*AIM*: Quote every line of the data below as it stands, omitting pictures.

■ ■ ■

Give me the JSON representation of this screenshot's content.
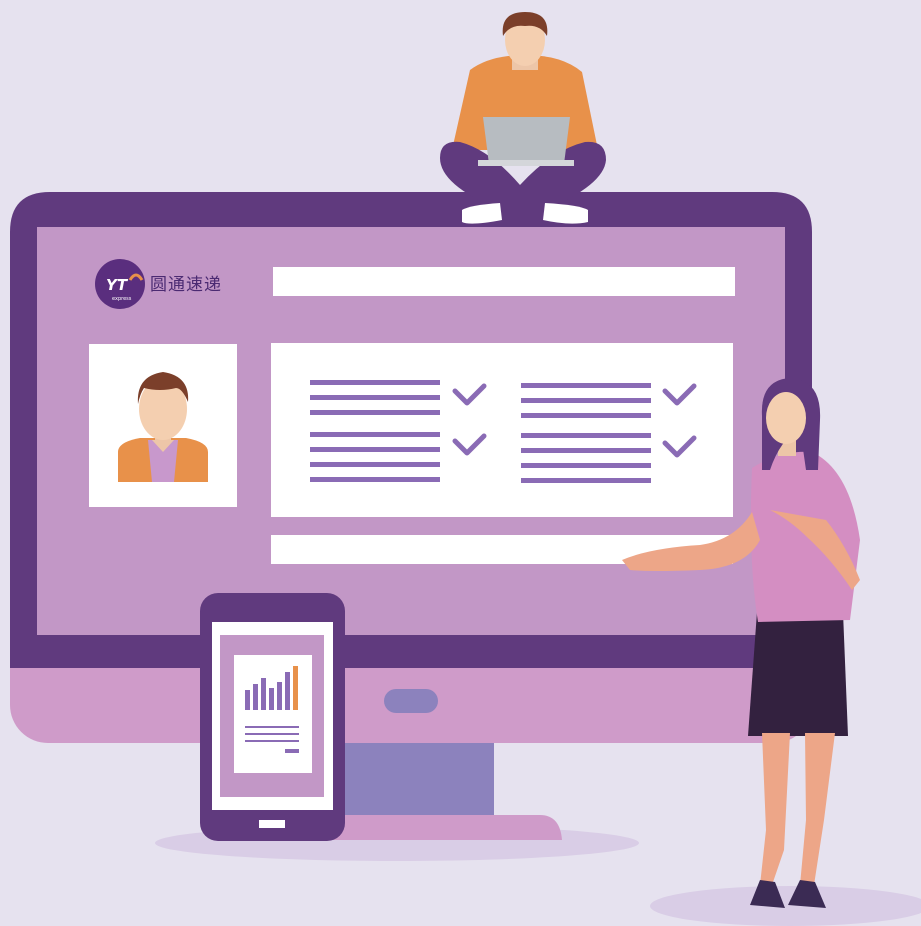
{
  "brand": {
    "logo_mark": "YT",
    "logo_sub": "express",
    "name_cn": "圆通速递"
  },
  "colors": {
    "background": "#e6e2ef",
    "monitor_frame": "#603a7e",
    "screen": "#c297c6",
    "monitor_base": "#cf9bc9",
    "stand": "#8c82bd",
    "list_line": "#8a6bb5",
    "accent_orange": "#e8914a"
  },
  "icons": {
    "avatar": "user-avatar-icon",
    "check": "checkmark-icon",
    "chart": "bar-chart-icon"
  }
}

■ ■ ■

*FINISHED ANSWER*:
Give me the JSON representation of this screenshot's content.
{
  "brand": {
    "logo_mark": "YT",
    "logo_sub": "express",
    "name_cn": "圆通速递"
  },
  "colors": {
    "background": "#e6e2ef",
    "monitor_frame": "#603a7e",
    "screen": "#c297c6",
    "monitor_base": "#cf9bc9",
    "stand": "#8c82bd",
    "list_line": "#8a6bb5",
    "accent_orange": "#e8914a"
  },
  "icons": {
    "avatar": "user-avatar-icon",
    "check": "checkmark-icon",
    "chart": "bar-chart-icon"
  }
}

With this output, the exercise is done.